Exercise ▸ Identify the lines that contain the word "xlabel" and copy each one.

Data ▸
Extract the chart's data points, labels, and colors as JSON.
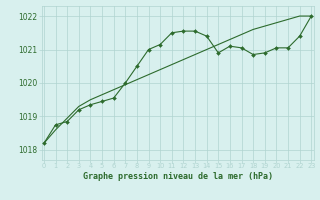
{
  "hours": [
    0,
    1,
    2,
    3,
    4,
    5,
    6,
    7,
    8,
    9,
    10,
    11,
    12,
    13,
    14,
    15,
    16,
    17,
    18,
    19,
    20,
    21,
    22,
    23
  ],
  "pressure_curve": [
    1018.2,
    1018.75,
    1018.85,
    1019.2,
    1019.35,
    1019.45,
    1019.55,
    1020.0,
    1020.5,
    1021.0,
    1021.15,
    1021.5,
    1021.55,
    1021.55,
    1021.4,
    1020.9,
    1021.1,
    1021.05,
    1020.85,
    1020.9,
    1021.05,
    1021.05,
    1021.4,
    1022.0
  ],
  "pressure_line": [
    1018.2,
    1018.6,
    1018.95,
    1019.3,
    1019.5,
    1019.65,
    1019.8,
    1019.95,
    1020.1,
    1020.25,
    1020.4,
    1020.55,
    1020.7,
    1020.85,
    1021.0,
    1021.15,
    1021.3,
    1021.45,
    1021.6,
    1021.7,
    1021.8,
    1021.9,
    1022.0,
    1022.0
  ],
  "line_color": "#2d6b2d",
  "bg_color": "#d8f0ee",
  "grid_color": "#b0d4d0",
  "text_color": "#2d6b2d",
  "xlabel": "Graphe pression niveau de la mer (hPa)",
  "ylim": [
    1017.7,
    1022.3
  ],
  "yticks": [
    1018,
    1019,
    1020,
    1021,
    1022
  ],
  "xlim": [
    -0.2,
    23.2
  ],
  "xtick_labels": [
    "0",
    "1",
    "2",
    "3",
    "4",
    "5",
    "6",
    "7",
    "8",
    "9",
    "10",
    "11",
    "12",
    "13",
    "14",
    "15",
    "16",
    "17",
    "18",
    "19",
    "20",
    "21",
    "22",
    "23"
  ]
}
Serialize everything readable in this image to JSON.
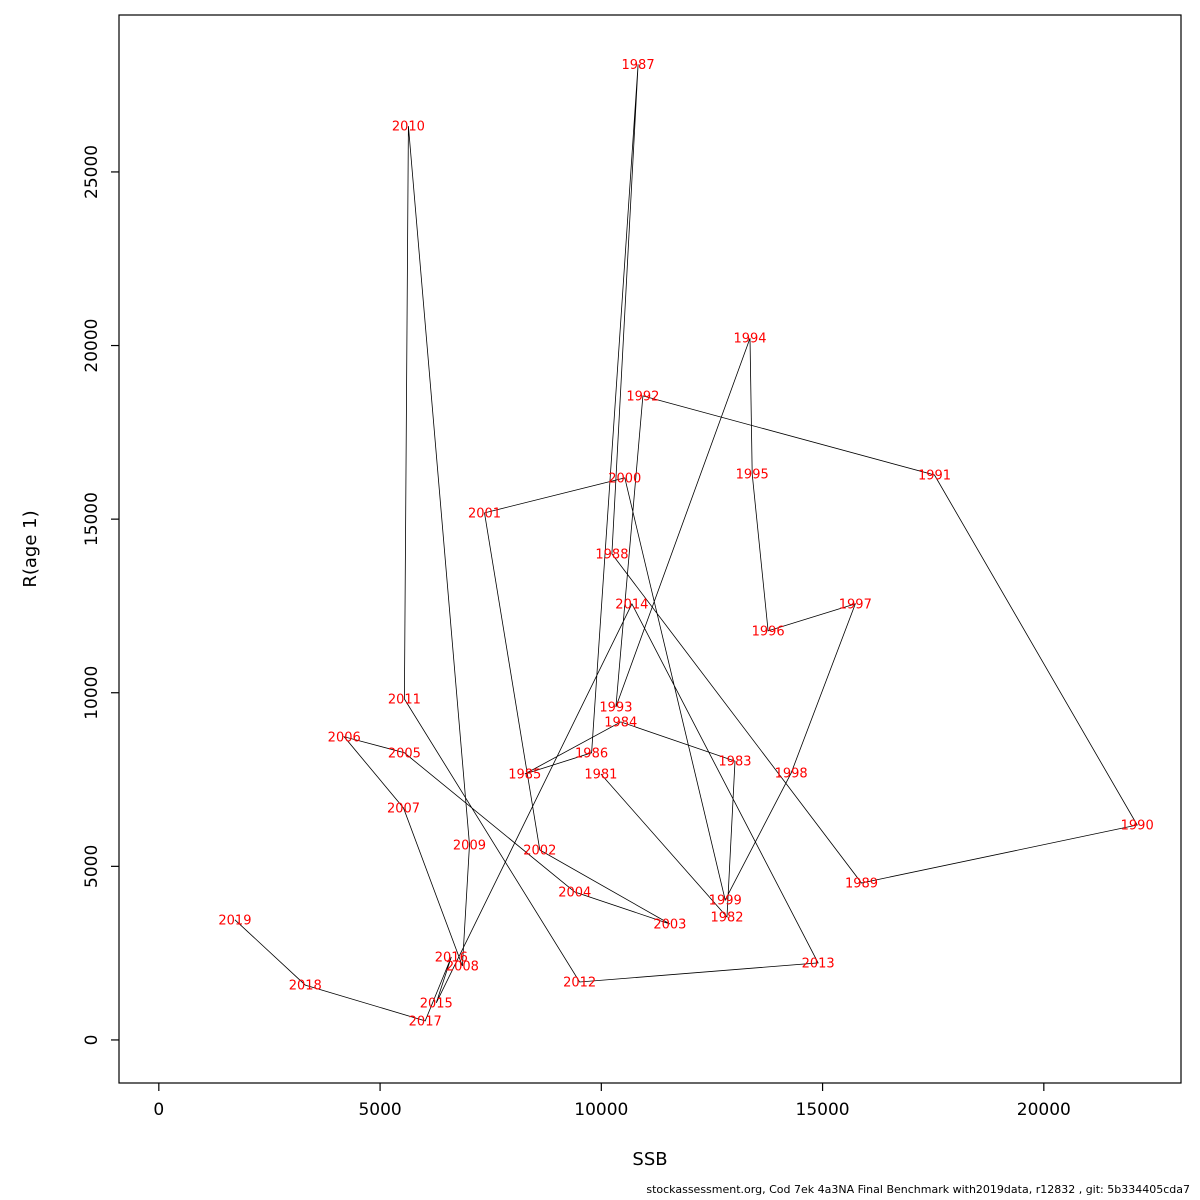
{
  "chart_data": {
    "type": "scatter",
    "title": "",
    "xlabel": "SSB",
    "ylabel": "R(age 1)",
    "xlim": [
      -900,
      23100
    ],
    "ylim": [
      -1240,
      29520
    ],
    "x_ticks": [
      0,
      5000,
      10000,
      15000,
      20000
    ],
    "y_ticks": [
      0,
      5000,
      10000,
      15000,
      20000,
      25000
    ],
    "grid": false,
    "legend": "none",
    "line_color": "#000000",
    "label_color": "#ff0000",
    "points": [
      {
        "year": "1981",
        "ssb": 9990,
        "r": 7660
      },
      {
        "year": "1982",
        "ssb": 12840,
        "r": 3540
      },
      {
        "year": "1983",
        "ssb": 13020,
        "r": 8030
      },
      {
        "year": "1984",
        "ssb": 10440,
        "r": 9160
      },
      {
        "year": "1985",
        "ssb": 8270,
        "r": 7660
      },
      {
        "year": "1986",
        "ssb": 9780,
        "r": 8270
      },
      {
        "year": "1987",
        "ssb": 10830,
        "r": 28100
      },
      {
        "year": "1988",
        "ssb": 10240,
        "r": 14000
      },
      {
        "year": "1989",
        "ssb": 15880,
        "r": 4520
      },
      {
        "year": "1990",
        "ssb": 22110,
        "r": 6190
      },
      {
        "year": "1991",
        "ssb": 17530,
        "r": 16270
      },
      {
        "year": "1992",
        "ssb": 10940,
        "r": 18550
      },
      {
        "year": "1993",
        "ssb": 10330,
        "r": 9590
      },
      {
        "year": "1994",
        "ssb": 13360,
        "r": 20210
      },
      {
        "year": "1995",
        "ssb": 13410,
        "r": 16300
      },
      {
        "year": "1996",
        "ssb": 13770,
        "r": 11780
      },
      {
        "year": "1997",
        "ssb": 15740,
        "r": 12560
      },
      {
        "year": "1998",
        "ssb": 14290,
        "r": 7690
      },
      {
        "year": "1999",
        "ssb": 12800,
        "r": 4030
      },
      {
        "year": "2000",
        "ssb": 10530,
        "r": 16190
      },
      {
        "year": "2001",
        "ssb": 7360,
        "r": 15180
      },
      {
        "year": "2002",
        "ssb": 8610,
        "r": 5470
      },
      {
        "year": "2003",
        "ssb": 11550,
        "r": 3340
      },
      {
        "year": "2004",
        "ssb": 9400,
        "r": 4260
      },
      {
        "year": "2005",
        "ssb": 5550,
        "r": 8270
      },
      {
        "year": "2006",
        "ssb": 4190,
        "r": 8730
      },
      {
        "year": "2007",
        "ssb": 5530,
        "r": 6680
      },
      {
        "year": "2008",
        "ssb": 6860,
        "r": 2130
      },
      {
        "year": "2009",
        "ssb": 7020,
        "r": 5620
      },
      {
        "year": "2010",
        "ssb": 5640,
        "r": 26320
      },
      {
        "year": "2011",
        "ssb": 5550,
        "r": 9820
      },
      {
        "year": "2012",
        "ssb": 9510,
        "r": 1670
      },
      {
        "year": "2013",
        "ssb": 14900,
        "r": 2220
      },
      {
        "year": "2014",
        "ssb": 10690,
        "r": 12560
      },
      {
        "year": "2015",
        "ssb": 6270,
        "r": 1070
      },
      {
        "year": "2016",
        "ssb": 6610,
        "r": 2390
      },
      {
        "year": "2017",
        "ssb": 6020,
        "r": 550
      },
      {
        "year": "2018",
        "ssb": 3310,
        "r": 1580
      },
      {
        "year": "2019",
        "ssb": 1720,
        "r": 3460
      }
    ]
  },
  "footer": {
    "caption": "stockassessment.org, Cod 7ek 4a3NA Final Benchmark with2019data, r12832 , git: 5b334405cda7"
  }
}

Task response ▸
  "xlabel": "Graphe pression niveau de la mer (hPa)",
    "xlabel": "SSB",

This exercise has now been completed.